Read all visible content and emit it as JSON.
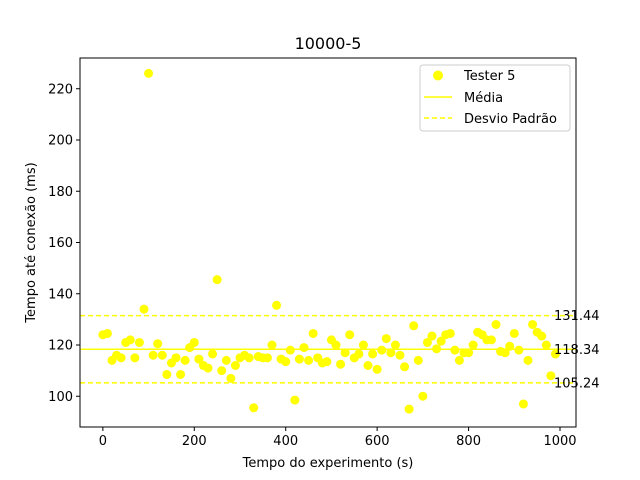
{
  "chart_data": {
    "type": "scatter",
    "title": "10000-5",
    "xlabel": "Tempo do experimento (s)",
    "ylabel": "Tempo até conexão (ms)",
    "xlim": [
      -50,
      1035
    ],
    "ylim": [
      88,
      232
    ],
    "xticks": [
      0,
      200,
      400,
      600,
      800,
      1000
    ],
    "yticks": [
      100,
      120,
      140,
      160,
      180,
      200,
      220
    ],
    "grid": false,
    "legend_position": "top-right",
    "colors": {
      "points": "#ffff00",
      "mean": "#ffff00",
      "std": "#ffff00",
      "axes": "#000000"
    },
    "series": [
      {
        "name": "Tester 5",
        "points": [
          [
            0,
            124
          ],
          [
            10,
            124.5
          ],
          [
            20,
            114
          ],
          [
            30,
            116
          ],
          [
            40,
            115
          ],
          [
            50,
            121
          ],
          [
            60,
            122
          ],
          [
            70,
            115
          ],
          [
            80,
            121
          ],
          [
            90,
            134
          ],
          [
            100,
            226
          ],
          [
            110,
            116
          ],
          [
            120,
            120.5
          ],
          [
            130,
            116
          ],
          [
            140,
            108.5
          ],
          [
            150,
            113
          ],
          [
            160,
            115
          ],
          [
            170,
            108.5
          ],
          [
            180,
            114
          ],
          [
            190,
            119
          ],
          [
            200,
            121
          ],
          [
            210,
            114.5
          ],
          [
            220,
            112
          ],
          [
            230,
            111
          ],
          [
            240,
            116.5
          ],
          [
            250,
            145.5
          ],
          [
            260,
            110
          ],
          [
            270,
            114
          ],
          [
            280,
            107
          ],
          [
            290,
            112
          ],
          [
            300,
            115
          ],
          [
            310,
            116
          ],
          [
            320,
            115
          ],
          [
            330,
            95.5
          ],
          [
            340,
            115.5
          ],
          [
            350,
            115
          ],
          [
            360,
            115
          ],
          [
            370,
            120
          ],
          [
            380,
            135.5
          ],
          [
            390,
            114.5
          ],
          [
            400,
            113.5
          ],
          [
            410,
            118
          ],
          [
            420,
            98.5
          ],
          [
            430,
            114.5
          ],
          [
            440,
            119
          ],
          [
            450,
            114
          ],
          [
            460,
            124.5
          ],
          [
            470,
            115
          ],
          [
            480,
            113
          ],
          [
            490,
            113.5
          ],
          [
            500,
            122
          ],
          [
            510,
            120
          ],
          [
            520,
            112.5
          ],
          [
            530,
            117
          ],
          [
            540,
            124
          ],
          [
            550,
            115
          ],
          [
            560,
            116.5
          ],
          [
            570,
            120
          ],
          [
            580,
            112
          ],
          [
            590,
            116.5
          ],
          [
            600,
            110.5
          ],
          [
            610,
            118
          ],
          [
            620,
            122.5
          ],
          [
            630,
            117
          ],
          [
            640,
            120
          ],
          [
            650,
            116
          ],
          [
            660,
            111.5
          ],
          [
            670,
            95
          ],
          [
            680,
            127.5
          ],
          [
            690,
            114
          ],
          [
            700,
            100
          ],
          [
            710,
            121
          ],
          [
            720,
            123.5
          ],
          [
            730,
            118.5
          ],
          [
            740,
            121.5
          ],
          [
            750,
            124
          ],
          [
            760,
            124.5
          ],
          [
            770,
            118
          ],
          [
            780,
            114
          ],
          [
            790,
            117
          ],
          [
            800,
            117
          ],
          [
            810,
            120
          ],
          [
            820,
            125
          ],
          [
            830,
            124
          ],
          [
            840,
            122
          ],
          [
            850,
            122
          ],
          [
            860,
            128
          ],
          [
            870,
            117.5
          ],
          [
            880,
            117
          ],
          [
            890,
            119.5
          ],
          [
            900,
            124.5
          ],
          [
            910,
            118
          ],
          [
            920,
            97
          ],
          [
            930,
            114
          ],
          [
            940,
            128
          ],
          [
            950,
            125
          ],
          [
            960,
            123.5
          ],
          [
            970,
            120
          ],
          [
            980,
            108
          ],
          [
            990,
            116.5
          ]
        ]
      }
    ],
    "mean": {
      "name": "Média",
      "value": 118.34,
      "label": "118.34"
    },
    "std_lines": {
      "name": "Desvio Padrão",
      "upper": 131.44,
      "upper_label": "131.44",
      "lower": 105.24,
      "lower_label": "105.24"
    }
  }
}
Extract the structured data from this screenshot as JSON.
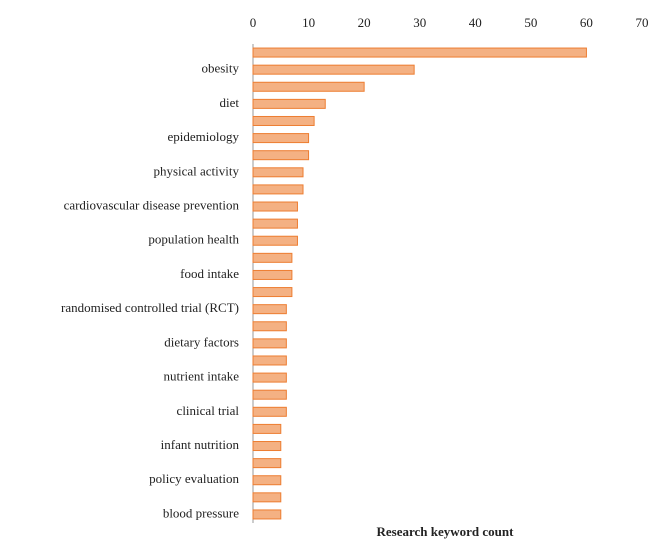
{
  "chart_data": {
    "type": "bar",
    "orientation": "horizontal",
    "x_label": "Research keyword count",
    "categories": [
      null,
      "obesity",
      null,
      "diet",
      null,
      "epidemiology",
      null,
      "physical activity",
      null,
      "cardiovascular disease prevention",
      null,
      "population health",
      null,
      "food intake",
      null,
      "randomised controlled trial (RCT)",
      null,
      "dietary factors",
      null,
      "nutrient intake",
      null,
      "clinical trial",
      null,
      "infant nutrition",
      null,
      "policy evaluation",
      null,
      "blood pressure"
    ],
    "values": [
      60,
      29,
      20,
      13,
      11,
      10,
      10,
      9,
      9,
      8,
      8,
      8,
      7,
      7,
      7,
      6,
      6,
      6,
      6,
      6,
      6,
      6,
      5,
      5,
      5,
      5,
      5,
      5
    ],
    "color": "#f4b183",
    "edge_color": "#ed7d31",
    "xlim": [
      0,
      70
    ],
    "xticks": [
      0,
      10,
      20,
      30,
      40,
      50,
      60,
      70
    ],
    "grid": false
  }
}
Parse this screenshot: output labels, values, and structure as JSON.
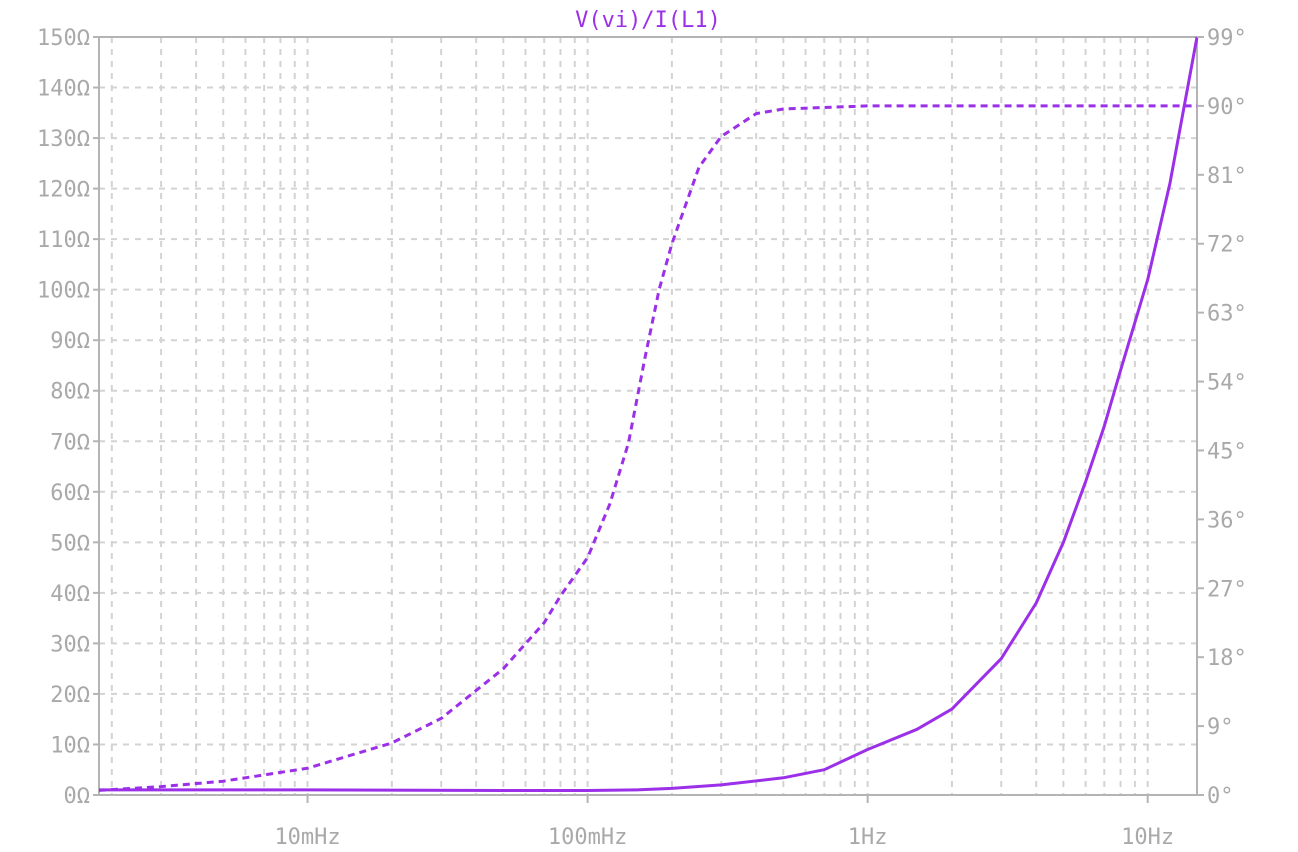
{
  "chart_data": {
    "type": "line",
    "title": "V(vi)/I(L1)",
    "x_scale": "log",
    "xlim": [
      0.0018,
      15
    ],
    "x_ticks": [
      {
        "value": 0.01,
        "label": "10mHz"
      },
      {
        "value": 0.1,
        "label": "100mHz"
      },
      {
        "value": 1,
        "label": "1Hz"
      },
      {
        "value": 10,
        "label": "10Hz"
      }
    ],
    "ylim_left": [
      0,
      150
    ],
    "y_ticks_left": [
      {
        "value": 0,
        "label": "0Ω"
      },
      {
        "value": 10,
        "label": "10Ω"
      },
      {
        "value": 20,
        "label": "20Ω"
      },
      {
        "value": 30,
        "label": "30Ω"
      },
      {
        "value": 40,
        "label": "40Ω"
      },
      {
        "value": 50,
        "label": "50Ω"
      },
      {
        "value": 60,
        "label": "60Ω"
      },
      {
        "value": 70,
        "label": "70Ω"
      },
      {
        "value": 80,
        "label": "80Ω"
      },
      {
        "value": 90,
        "label": "90Ω"
      },
      {
        "value": 100,
        "label": "100Ω"
      },
      {
        "value": 110,
        "label": "110Ω"
      },
      {
        "value": 120,
        "label": "120Ω"
      },
      {
        "value": 130,
        "label": "130Ω"
      },
      {
        "value": 140,
        "label": "140Ω"
      },
      {
        "value": 150,
        "label": "150Ω"
      }
    ],
    "ylim_right": [
      0,
      99
    ],
    "y_ticks_right": [
      {
        "value": 0,
        "label": "0°"
      },
      {
        "value": 9,
        "label": "9°"
      },
      {
        "value": 18,
        "label": "18°"
      },
      {
        "value": 27,
        "label": "27°"
      },
      {
        "value": 36,
        "label": "36°"
      },
      {
        "value": 45,
        "label": "45°"
      },
      {
        "value": 54,
        "label": "54°"
      },
      {
        "value": 63,
        "label": "63°"
      },
      {
        "value": 72,
        "label": "72°"
      },
      {
        "value": 81,
        "label": "81°"
      },
      {
        "value": 90,
        "label": "90°"
      },
      {
        "value": 99,
        "label": "99°"
      }
    ],
    "grid": true,
    "series": [
      {
        "kind": "magnitude",
        "axis": "left",
        "style": "solid",
        "color": "#9b30e8",
        "points": [
          [
            0.0018,
            1.0
          ],
          [
            0.01,
            1.0
          ],
          [
            0.05,
            0.9
          ],
          [
            0.1,
            0.9
          ],
          [
            0.15,
            1.0
          ],
          [
            0.2,
            1.3
          ],
          [
            0.3,
            2.0
          ],
          [
            0.5,
            3.4
          ],
          [
            0.7,
            5.0
          ],
          [
            1.0,
            9.0
          ],
          [
            1.5,
            13.0
          ],
          [
            2.0,
            17.0
          ],
          [
            3.0,
            27.0
          ],
          [
            4.0,
            38.0
          ],
          [
            5.0,
            50.0
          ],
          [
            6.0,
            62.0
          ],
          [
            7.0,
            73.0
          ],
          [
            8.0,
            84.0
          ],
          [
            10.0,
            102.0
          ],
          [
            12.0,
            121.0
          ],
          [
            15.0,
            150.0
          ]
        ]
      },
      {
        "kind": "phase",
        "axis": "right",
        "style": "dashed",
        "color": "#9b30e8",
        "points": [
          [
            0.0018,
            0.6
          ],
          [
            0.003,
            1.1
          ],
          [
            0.005,
            1.8
          ],
          [
            0.01,
            3.5
          ],
          [
            0.02,
            6.8
          ],
          [
            0.03,
            10.0
          ],
          [
            0.05,
            16.5
          ],
          [
            0.07,
            22.5
          ],
          [
            0.08,
            26.0
          ],
          [
            0.1,
            31.0
          ],
          [
            0.12,
            38.0
          ],
          [
            0.14,
            46.0
          ],
          [
            0.16,
            57.0
          ],
          [
            0.18,
            66.0
          ],
          [
            0.2,
            72.0
          ],
          [
            0.25,
            82.0
          ],
          [
            0.3,
            86.0
          ],
          [
            0.4,
            89.0
          ],
          [
            0.5,
            89.6
          ],
          [
            1.0,
            90.0
          ],
          [
            10.0,
            90.0
          ],
          [
            15.0,
            90.0
          ]
        ]
      }
    ]
  }
}
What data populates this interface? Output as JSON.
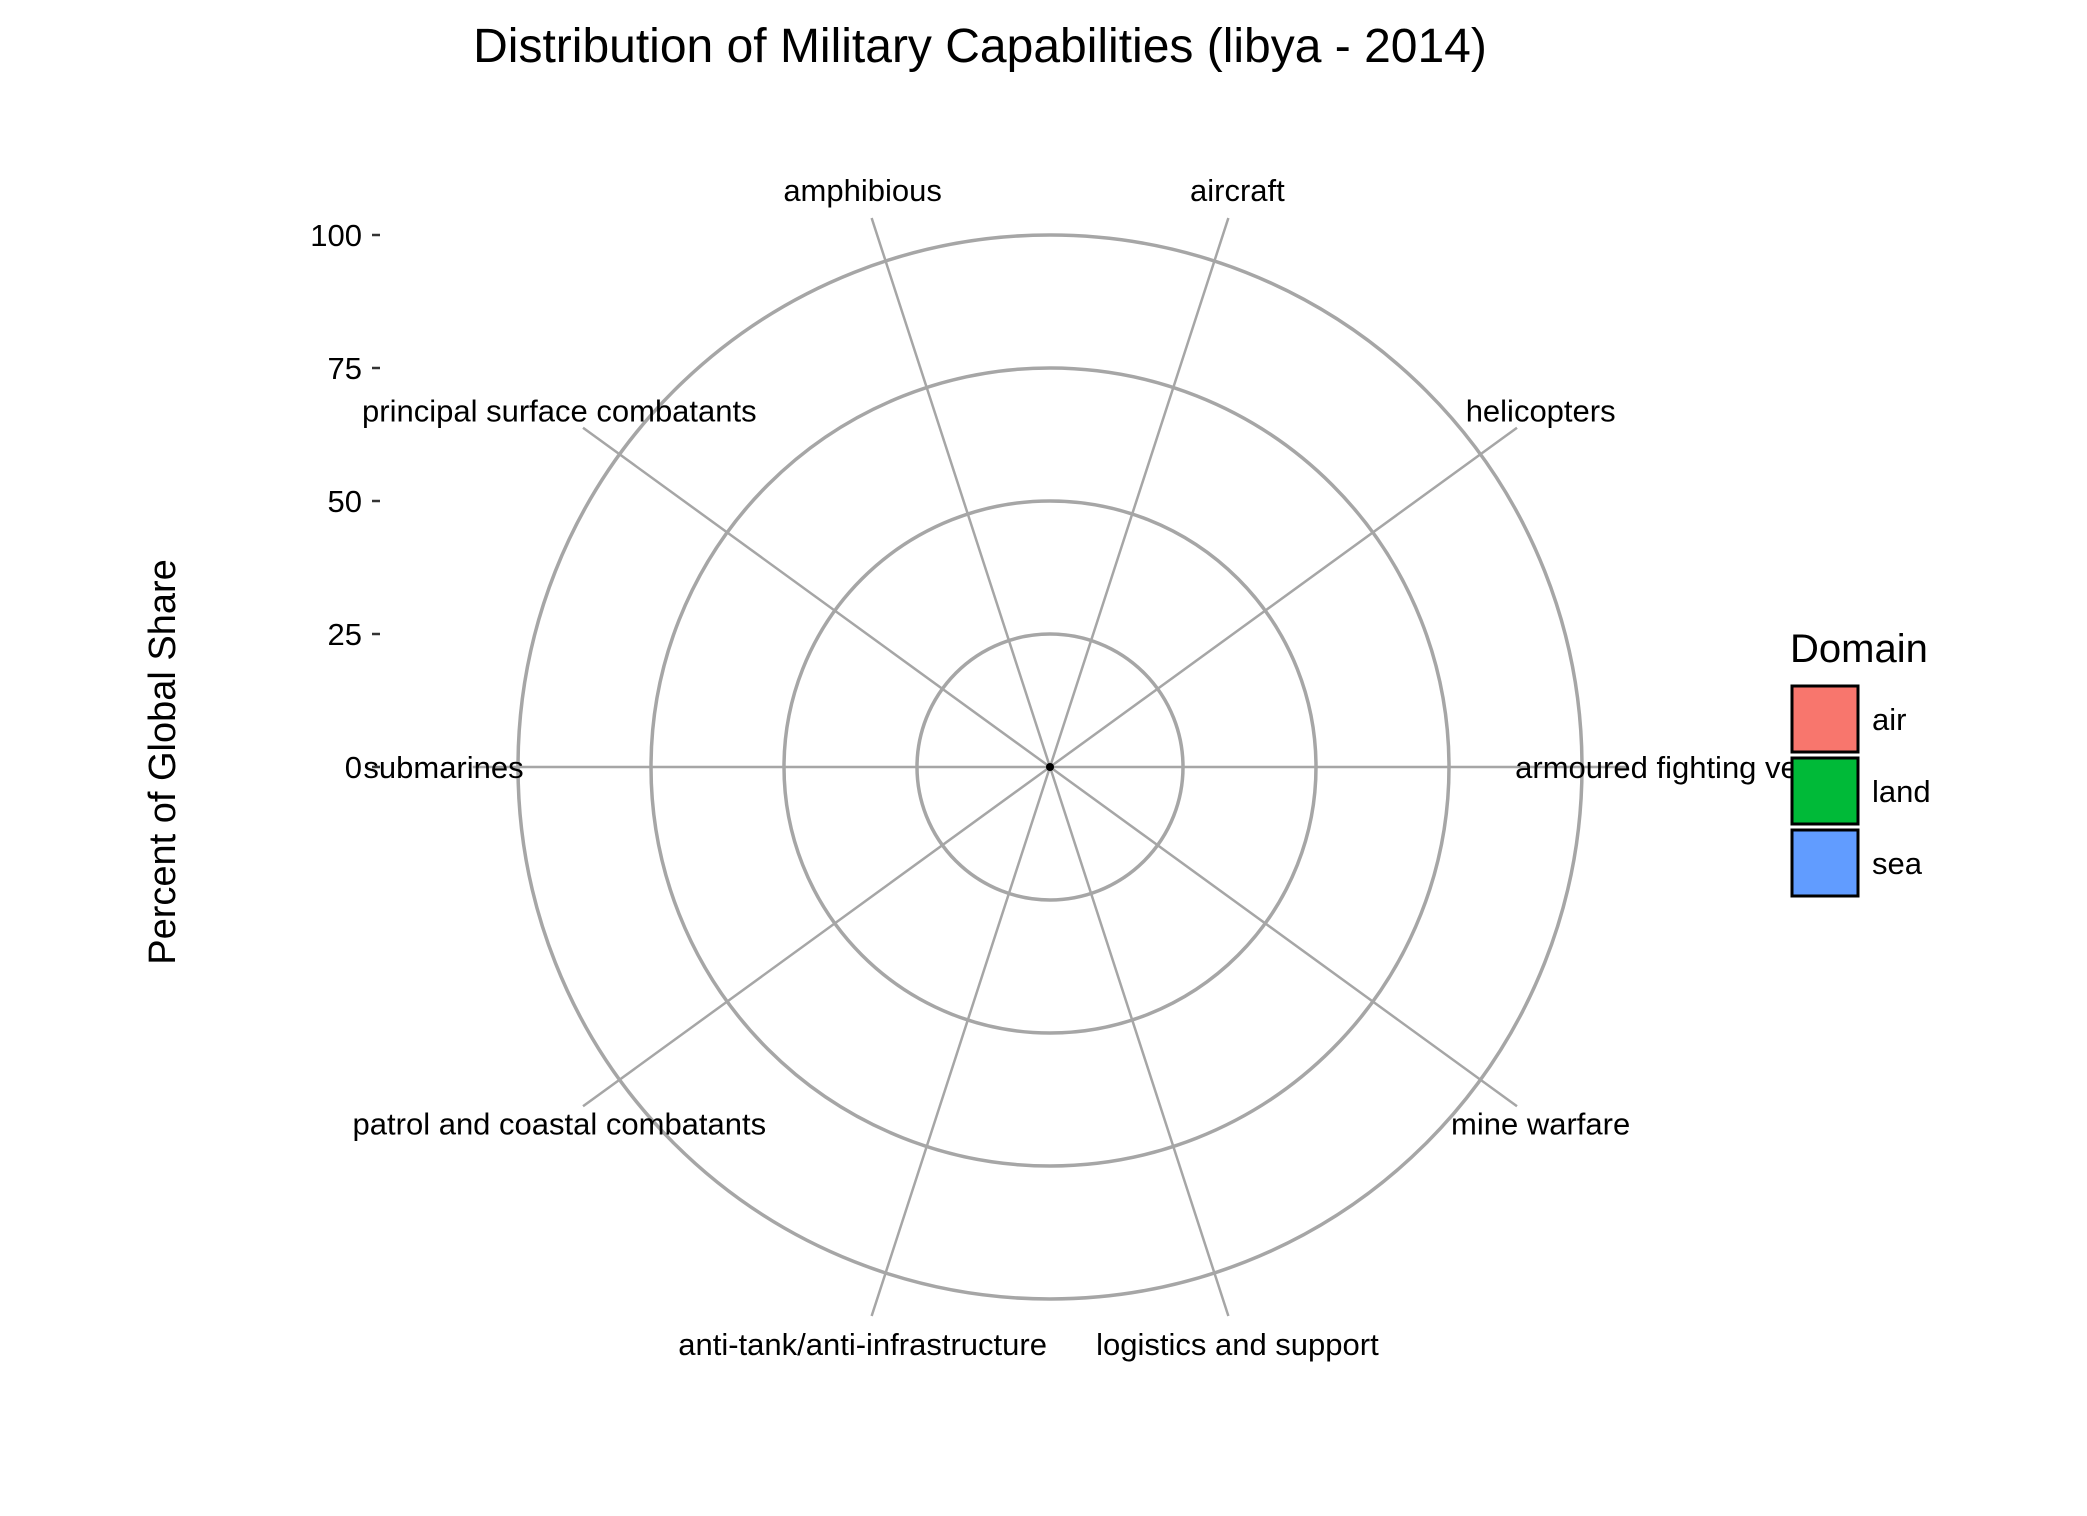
────────
Review the material and copy each line in which the word "trial" appears.

Solution to the exercise -
      "randomised controlled trial (RCT)",
      "clinical trial",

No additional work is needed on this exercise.